_DATA ROWS_.
>> BEGIN

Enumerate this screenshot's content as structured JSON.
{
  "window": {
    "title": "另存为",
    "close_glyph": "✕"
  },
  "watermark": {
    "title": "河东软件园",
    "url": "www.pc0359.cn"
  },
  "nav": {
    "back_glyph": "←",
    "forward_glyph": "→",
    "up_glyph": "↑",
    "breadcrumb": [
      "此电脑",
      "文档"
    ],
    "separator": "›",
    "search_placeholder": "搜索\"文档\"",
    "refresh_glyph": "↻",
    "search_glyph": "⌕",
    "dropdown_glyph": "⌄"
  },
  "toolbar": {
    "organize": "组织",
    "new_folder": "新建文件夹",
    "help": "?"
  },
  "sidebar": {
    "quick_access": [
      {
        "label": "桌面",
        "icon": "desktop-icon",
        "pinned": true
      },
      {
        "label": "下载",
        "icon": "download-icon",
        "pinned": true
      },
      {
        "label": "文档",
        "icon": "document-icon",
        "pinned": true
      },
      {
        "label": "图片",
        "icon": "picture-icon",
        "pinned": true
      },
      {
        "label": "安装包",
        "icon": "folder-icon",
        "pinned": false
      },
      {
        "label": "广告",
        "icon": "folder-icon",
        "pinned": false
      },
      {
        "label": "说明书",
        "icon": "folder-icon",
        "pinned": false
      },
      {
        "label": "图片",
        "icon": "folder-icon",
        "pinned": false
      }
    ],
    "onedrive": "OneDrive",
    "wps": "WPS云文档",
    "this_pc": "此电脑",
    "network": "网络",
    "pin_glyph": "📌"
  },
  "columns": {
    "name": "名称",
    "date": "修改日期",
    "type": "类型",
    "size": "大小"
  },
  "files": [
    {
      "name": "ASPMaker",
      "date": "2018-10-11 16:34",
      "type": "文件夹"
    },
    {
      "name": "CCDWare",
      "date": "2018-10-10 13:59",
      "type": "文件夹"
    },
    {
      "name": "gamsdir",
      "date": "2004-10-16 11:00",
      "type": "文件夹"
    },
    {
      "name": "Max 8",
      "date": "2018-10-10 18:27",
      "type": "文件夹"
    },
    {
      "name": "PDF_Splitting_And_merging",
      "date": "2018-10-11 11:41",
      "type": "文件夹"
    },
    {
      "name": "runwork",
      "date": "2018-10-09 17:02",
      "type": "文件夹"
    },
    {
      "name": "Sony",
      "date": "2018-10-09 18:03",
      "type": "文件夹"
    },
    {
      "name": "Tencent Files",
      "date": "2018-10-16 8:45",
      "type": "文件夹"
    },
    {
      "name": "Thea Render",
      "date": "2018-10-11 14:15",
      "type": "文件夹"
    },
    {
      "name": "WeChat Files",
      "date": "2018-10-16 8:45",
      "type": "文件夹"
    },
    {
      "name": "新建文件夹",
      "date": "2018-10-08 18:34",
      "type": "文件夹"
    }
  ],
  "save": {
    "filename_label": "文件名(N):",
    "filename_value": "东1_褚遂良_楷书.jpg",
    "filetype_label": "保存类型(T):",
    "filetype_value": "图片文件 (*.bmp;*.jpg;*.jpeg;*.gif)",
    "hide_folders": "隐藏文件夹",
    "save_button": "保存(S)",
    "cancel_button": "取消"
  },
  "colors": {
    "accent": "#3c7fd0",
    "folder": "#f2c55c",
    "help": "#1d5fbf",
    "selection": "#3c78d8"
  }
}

>> END

_EXERCISE OBJECTIVE_.
Copy out all of the lines above exactly.

_EXERCISE SOLUTION_.
Enumerate this screenshot's content as structured JSON.
{
  "window": {
    "title": "另存为",
    "close_glyph": "✕"
  },
  "watermark": {
    "title": "河东软件园",
    "url": "www.pc0359.cn"
  },
  "nav": {
    "back_glyph": "←",
    "forward_glyph": "→",
    "up_glyph": "↑",
    "breadcrumb": [
      "此电脑",
      "文档"
    ],
    "separator": "›",
    "search_placeholder": "搜索\"文档\"",
    "refresh_glyph": "↻",
    "search_glyph": "⌕",
    "dropdown_glyph": "⌄"
  },
  "toolbar": {
    "organize": "组织",
    "new_folder": "新建文件夹",
    "help": "?"
  },
  "sidebar": {
    "quick_access": [
      {
        "label": "桌面",
        "icon": "desktop-icon",
        "pinned": true
      },
      {
        "label": "下载",
        "icon": "download-icon",
        "pinned": true
      },
      {
        "label": "文档",
        "icon": "document-icon",
        "pinned": true
      },
      {
        "label": "图片",
        "icon": "picture-icon",
        "pinned": true
      },
      {
        "label": "安装包",
        "icon": "folder-icon",
        "pinned": false
      },
      {
        "label": "广告",
        "icon": "folder-icon",
        "pinned": false
      },
      {
        "label": "说明书",
        "icon": "folder-icon",
        "pinned": false
      },
      {
        "label": "图片",
        "icon": "folder-icon",
        "pinned": false
      }
    ],
    "onedrive": "OneDrive",
    "wps": "WPS云文档",
    "this_pc": "此电脑",
    "network": "网络",
    "pin_glyph": "📌"
  },
  "columns": {
    "name": "名称",
    "date": "修改日期",
    "type": "类型",
    "size": "大小"
  },
  "files": [
    {
      "name": "ASPMaker",
      "date": "2018-10-11 16:34",
      "type": "文件夹"
    },
    {
      "name": "CCDWare",
      "date": "2018-10-10 13:59",
      "type": "文件夹"
    },
    {
      "name": "gamsdir",
      "date": "2004-10-16 11:00",
      "type": "文件夹"
    },
    {
      "name": "Max 8",
      "date": "2018-10-10 18:27",
      "type": "文件夹"
    },
    {
      "name": "PDF_Splitting_And_merging",
      "date": "2018-10-11 11:41",
      "type": "文件夹"
    },
    {
      "name": "runwork",
      "date": "2018-10-09 17:02",
      "type": "文件夹"
    },
    {
      "name": "Sony",
      "date": "2018-10-09 18:03",
      "type": "文件夹"
    },
    {
      "name": "Tencent Files",
      "date": "2018-10-16 8:45",
      "type": "文件夹"
    },
    {
      "name": "Thea Render",
      "date": "2018-10-11 14:15",
      "type": "文件夹"
    },
    {
      "name": "WeChat Files",
      "date": "2018-10-16 8:45",
      "type": "文件夹"
    },
    {
      "name": "新建文件夹",
      "date": "2018-10-08 18:34",
      "type": "文件夹"
    }
  ],
  "save": {
    "filename_label": "文件名(N):",
    "filename_value": "东1_褚遂良_楷书.jpg",
    "filetype_label": "保存类型(T):",
    "filetype_value": "图片文件 (*.bmp;*.jpg;*.jpeg;*.gif)",
    "hide_folders": "隐藏文件夹",
    "save_button": "保存(S)",
    "cancel_button": "取消"
  },
  "colors": {
    "accent": "#3c7fd0",
    "folder": "#f2c55c",
    "help": "#1d5fbf",
    "selection": "#3c78d8"
  }
}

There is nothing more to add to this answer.